(Stored records)

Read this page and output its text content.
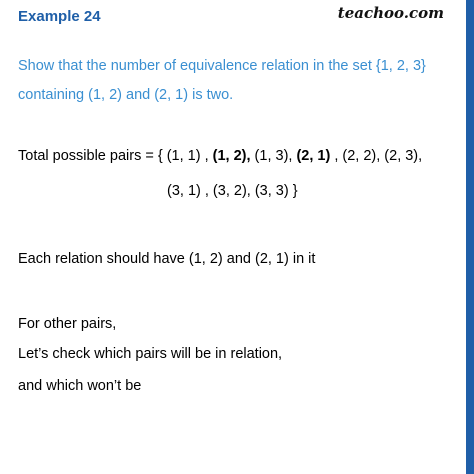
Example 24	teachoo.com
Show that the number of equivalence relation in the set {1, 2, 3}
containing (1, 2) and (2, 1) is two.
Total possible pairs = { (1, 1) , (1, 2), (1, 3), (2, 1) , (2, 2), (2, 3),
(3, 1) , (3, 2), (3, 3) }
Each relation should have (1, 2) and (2, 1) in it
For other pairs,
Let’s check which pairs will be in relation,
and which won’t be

> [EXERCISE INSTRUCTIONS]: Identify the lines that hold the word "which". Copy every one of them.

> [REPLY TO THE TASK]:
Let’s check which pairs will be in relation,
and which won’t be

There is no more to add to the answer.